## BRIEF A
Could you recast the records, from the line containing "151, 419, 197]" through the line containing "List all visible", as a JSON list of strings with one string per line, leaving out blank lines?

## GIVEN PASSAGE
The rail transit, which has the advantages of high velocity, punctuality rate, and capacity, is the leading approach to solving traffic problems in cities with a large population; however, it has been getting overcrowded and uncomfortable for passengers inside the subway station. The design of pedestrian facilities for the rail transit needs to consider the complex behaviors of the pedestrian flows [1, 2]. In general, the design follows the rule of thumb (i.e., the designing rule with the assumption of ideal pedestrian behaviors), while it fails to reflect the actual pedestrian behaviors, causing potential security issues. Thus, the pedestrian behaviors in the pedestrian facilities with limited space capacity are worth studying.

The following is one of the most essential pedestrian behaviors. It may cause a pedestrian stampede, which occurs when large groups of people try to escape from confined spaces where escape path directions abruptly change. In the field of transportation, the following behavior of vehicles was first studied. Pipes [3] introduced the follow-the-leader concept based on the traffic flow theory. The optimal velocity model was then proposed to model the following behavior [4, 5]. Then Newell's car-following model was carried out to investigate the driving behavior with the trajectory data [6]. Based on Newell's car-following model, Taylor et al. [7] proposed Dynamic Time Warping (DTW) algorithm to examine driver heterogeneity in car-following behavior.

Since the pedestrian movements and vehicle movements are similar [6], the one-dimensional fluid dynamics model developed for the vehicle movements has been applied to the studies on pedestrian movements. For statistically investigating pedestrian flow, Lv et al. [8] analyzed the similarity between the vehicle following and the pedestrian following at the single lane and developed the optimal velocity model to study the pedestrian following behavior. Then, the social force model was calibrated and developed to simulate real-world scenarios in the pedestrian movement for evacuation scenarios, pilgrimage, and urban environments [9-11]. Support Vector Machine (SVM) algorithm, cellular automata model, and normal cloud model have been created to reveal the pedestrian density-flow relationship and evaluate pedestrian dynamics following behavior in a subway station [12-17].

## BRIEF B
How would you continue the passage on pedestrian following behavior in subway stations from where it stops?

Layout annotation records
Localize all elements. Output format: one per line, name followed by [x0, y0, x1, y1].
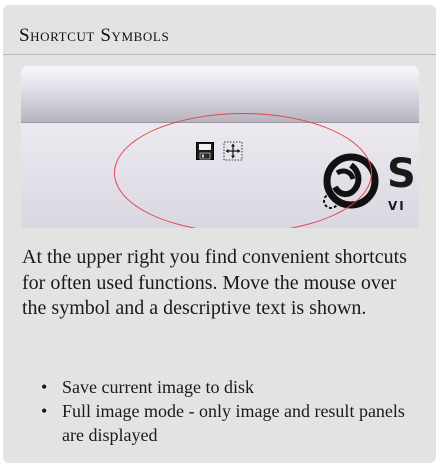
logo-letters: S(	[387, 151, 419, 197]
list-item-text: Save current image to disk	[62, 377, 254, 397]
bullet-icon: •	[41, 401, 48, 421]
screenshot-figure: S( VI	[21, 66, 419, 228]
highlight-ellipse	[114, 113, 372, 228]
shortcut-list: • Save current image to disk • Full imag…	[41, 375, 421, 447]
title-divider	[3, 54, 436, 55]
list-item: • Full image mode - only image and resul…	[41, 399, 421, 447]
list-item-text: Full image mode - only image and result …	[62, 401, 405, 445]
list-item: • Save current image to disk	[41, 375, 421, 399]
shortcut-symbols-panel: Shortcut Symbols S( VI At	[3, 5, 436, 463]
panel-title: Shortcut Symbols	[19, 25, 170, 46]
bullet-icon: •	[41, 377, 48, 397]
logo-subtext: VI	[388, 199, 406, 213]
description-text: At the upper right you find convenient s…	[22, 246, 407, 319]
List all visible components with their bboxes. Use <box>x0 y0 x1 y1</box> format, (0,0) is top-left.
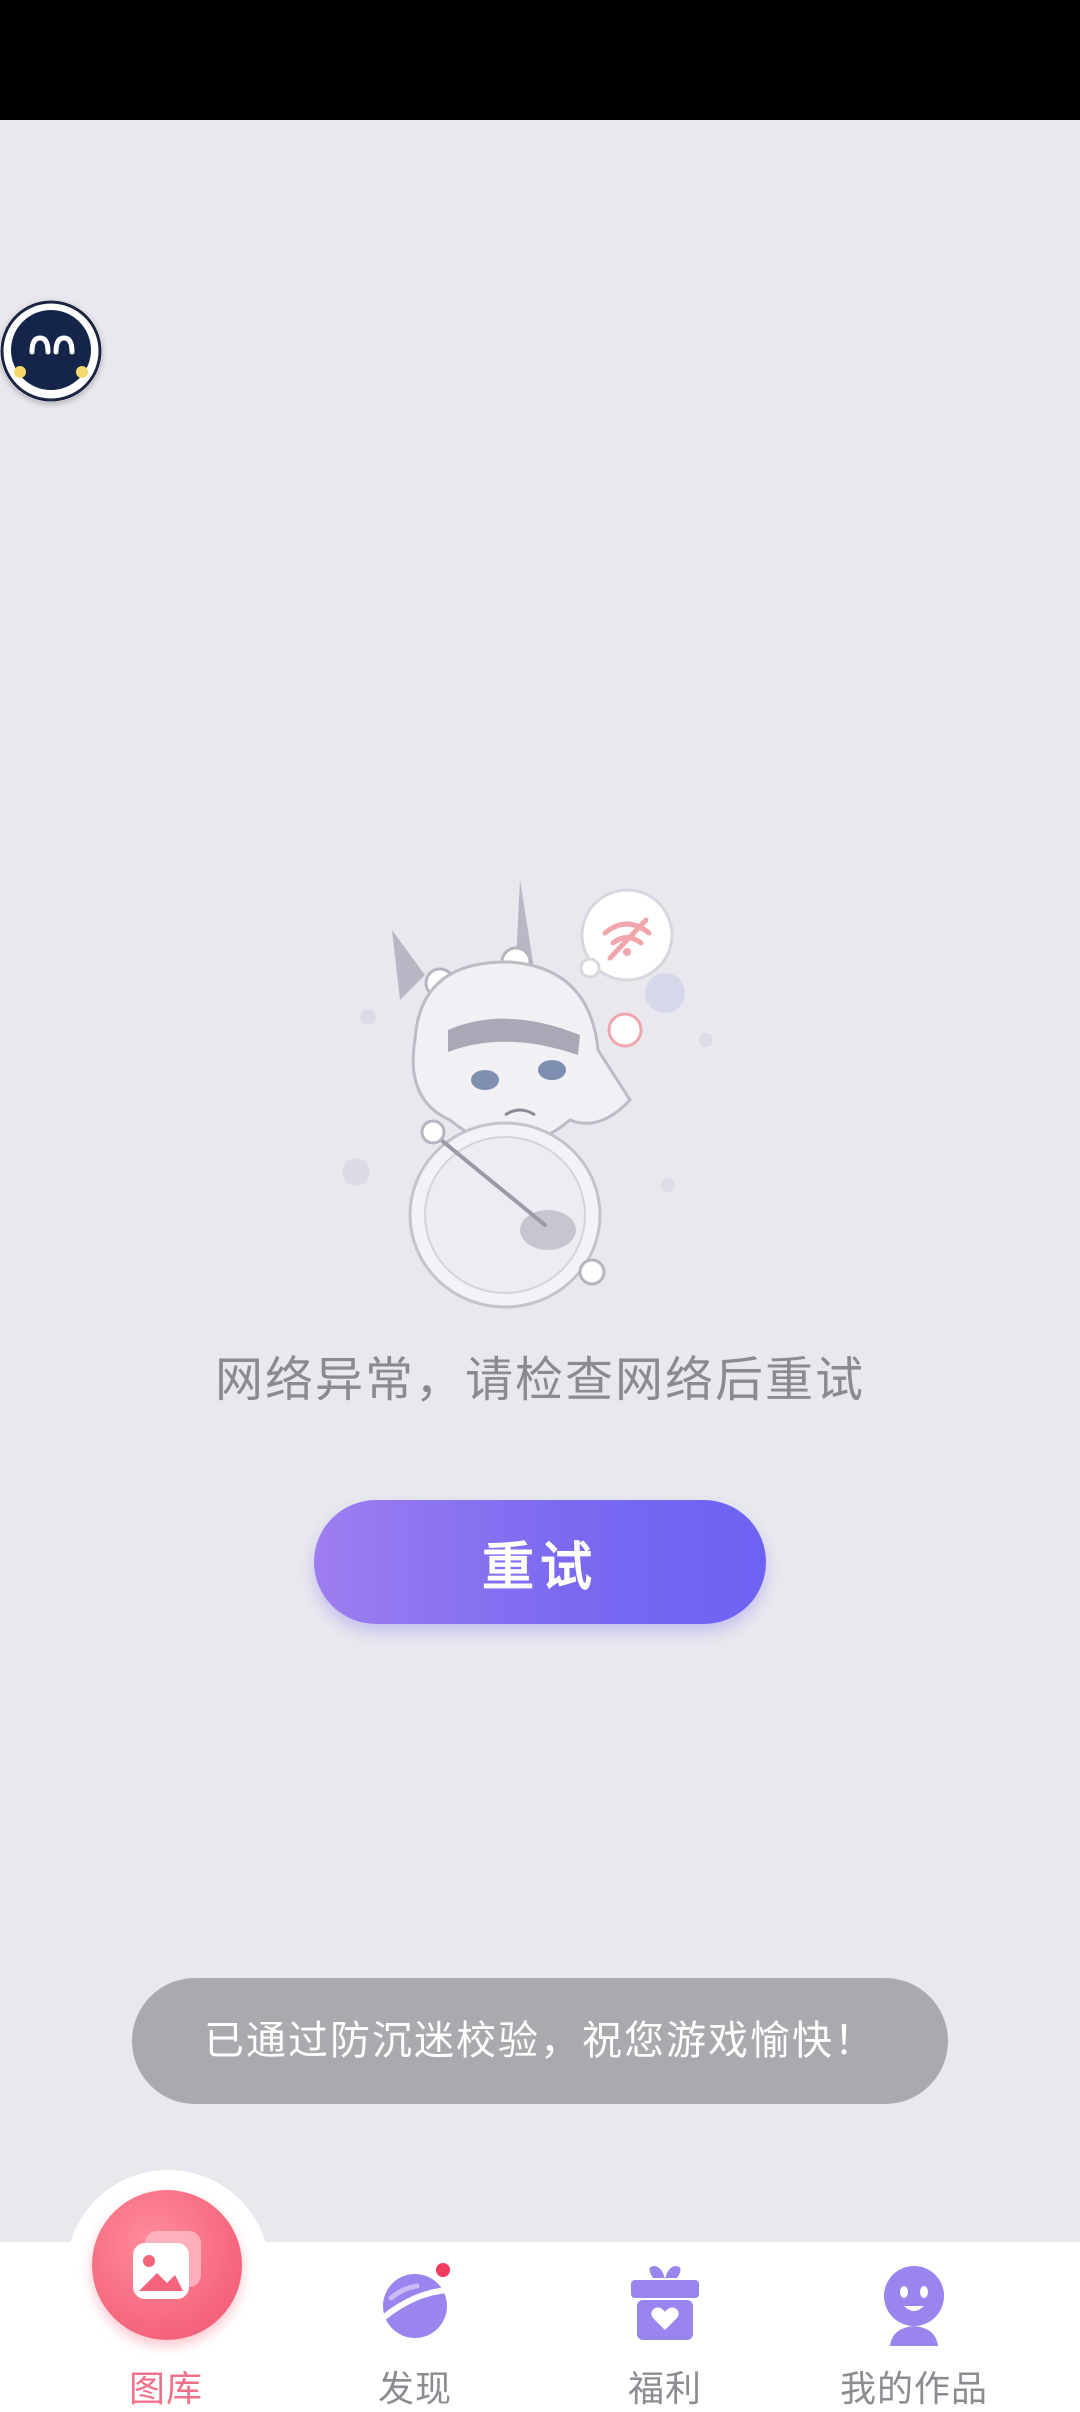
network-error-illustration <box>330 870 730 1310</box>
floating-assistant-avatar[interactable] <box>0 300 102 402</box>
profile-icon <box>884 2266 944 2346</box>
tab-label: 福利 <box>627 2369 702 2410</box>
status-bar <box>0 0 1080 120</box>
tab-discover[interactable]: 发现 <box>315 2242 515 2412</box>
tab-welfare[interactable]: 福利 <box>565 2242 765 2412</box>
network-error-message: 网络异常，请检查网络后重试 <box>214 1352 865 1408</box>
planet-icon <box>380 2263 452 2338</box>
anti-addiction-toast: 已通过防沉迷校验，祝您游戏愉快！ <box>132 1978 948 2104</box>
tab-label: 我的作品 <box>839 2369 988 2410</box>
retry-button[interactable]: 重试 <box>314 1500 766 1624</box>
mascot-face-icon <box>0 300 102 402</box>
tab-label: 发现 <box>377 2369 452 2410</box>
tab-my-works[interactable]: 我的作品 <box>814 2242 1014 2412</box>
tab-label: 图库 <box>128 2369 203 2410</box>
tab-gallery[interactable]: 图库 <box>66 2242 266 2412</box>
gift-icon <box>631 2266 699 2340</box>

## TASK ANSWER A
[
  "logo-letters: S(\t[387, 151, 419, 197]",
  "list-item-text: Save current image to disk\t[62, 377, 254, 397]",
  "bullet-icon: •\t[41, 401, 48, 421]",
  "screenshot-figure: S( VI\t[21, 66, 419, 228]",
  "highlight-ellipse\t[114, 113, 372, 228]",
  "shortcut-list: • Save current image to disk • Full imag…\t[41, 375, 421, 447]",
  "title-divider\t[3, 54, 436, 55]",
  "list-item: • Full image mode - only image and resul…\t[41, 399, 421, 447]",
  "list-item-text: Full image mode - only image and result …\t[62, 401, 405, 445]",
  "list-item: • Save current image to disk\t[41, 375, 421, 399]",
  "shortcut-symbols-panel: Shortcut Symbols S( VI At\t[3, 5, 436, 463]",
  "panel-title: Shortcut Symbols\t[19, 25, 170, 46]",
  "bullet-icon: •\t[41, 377, 48, 397]",
  "logo-subtext: VI\t[388, 199, 406, 213]",
  "description-text: At the upper right you find convenient s…\t[22, 246, 407, 319]",
  "List all visible components with their bboxes. Use <box>x0 y0 x1 y1</box> format, (0,0) is top-left."
]

## TASK ANSWER B
Being related to a pedestrian following behavior, the shockwave is a boundary in a pedestrian stream that represents a discontinuity in the flow-density domain [18]. Izadpanah et al. [19] proposed a new methodology to detect and analyze shockwaves based on traffic trajectory data. Li et al. [20] described the use of cloud-based crowdsourced probe data to simplify the problem of detecting the boundary of shockwaves between uncongested and congested conditions. Stanitsas and Hourdos [21] used shockwave activity as a surrogate of safety (shockwave length) and mobility (shockwave frequency) to evaluate shared hot lane facilities. Sundara et al. [22] analyzed the traffic shockwave propagation associated with darkness on highways and determined the value of darkness shockwave velocity propagation. Zhang et al. [23] proposed and verified the application and efficiency of a traffic shockwave model. Cho et al. [24] evaluate the shockwave effectiveness including theoretical verification based on traffic flow model and shockwave theory. However, the shockwaves, which often occur at the bottleneck, can quickly lead to congestion accidents. Since the quantitative methodology analysis of the high-density pedestrian shockwaves at bottleneck is limited, the accuracy and complexity of the velocity calculation of shockwave have not been studied. Hence, analysis of the pedestrian shockwave in detail at the bottleneck is needed.

This paper investigates the pedestrian movement at a bottleneck and presents a basic theory to evaluate the stability of the pedestrian system and have a great significance for the pedestrian traffic control and management. The main contribution of this paper is to propose a new approach, named DTW algorithm, for identifying, analyzing, and verifying the shockwaves. Compared with the fluid dynamic theory, the superiority of the DTW algorithm is that it provides a new method for calculating wave velocity using fewer parameters and simplified formula. This paper also contributes to using a set of real-world trajectory data to illustrate the proposed algorithm and validate the computational efficiency of the estimated results algorithm. The parameters, such as gathering wave velocity, the evanescent wave velocity, and the relationship between the shockwave velocity and the density, are analyzed.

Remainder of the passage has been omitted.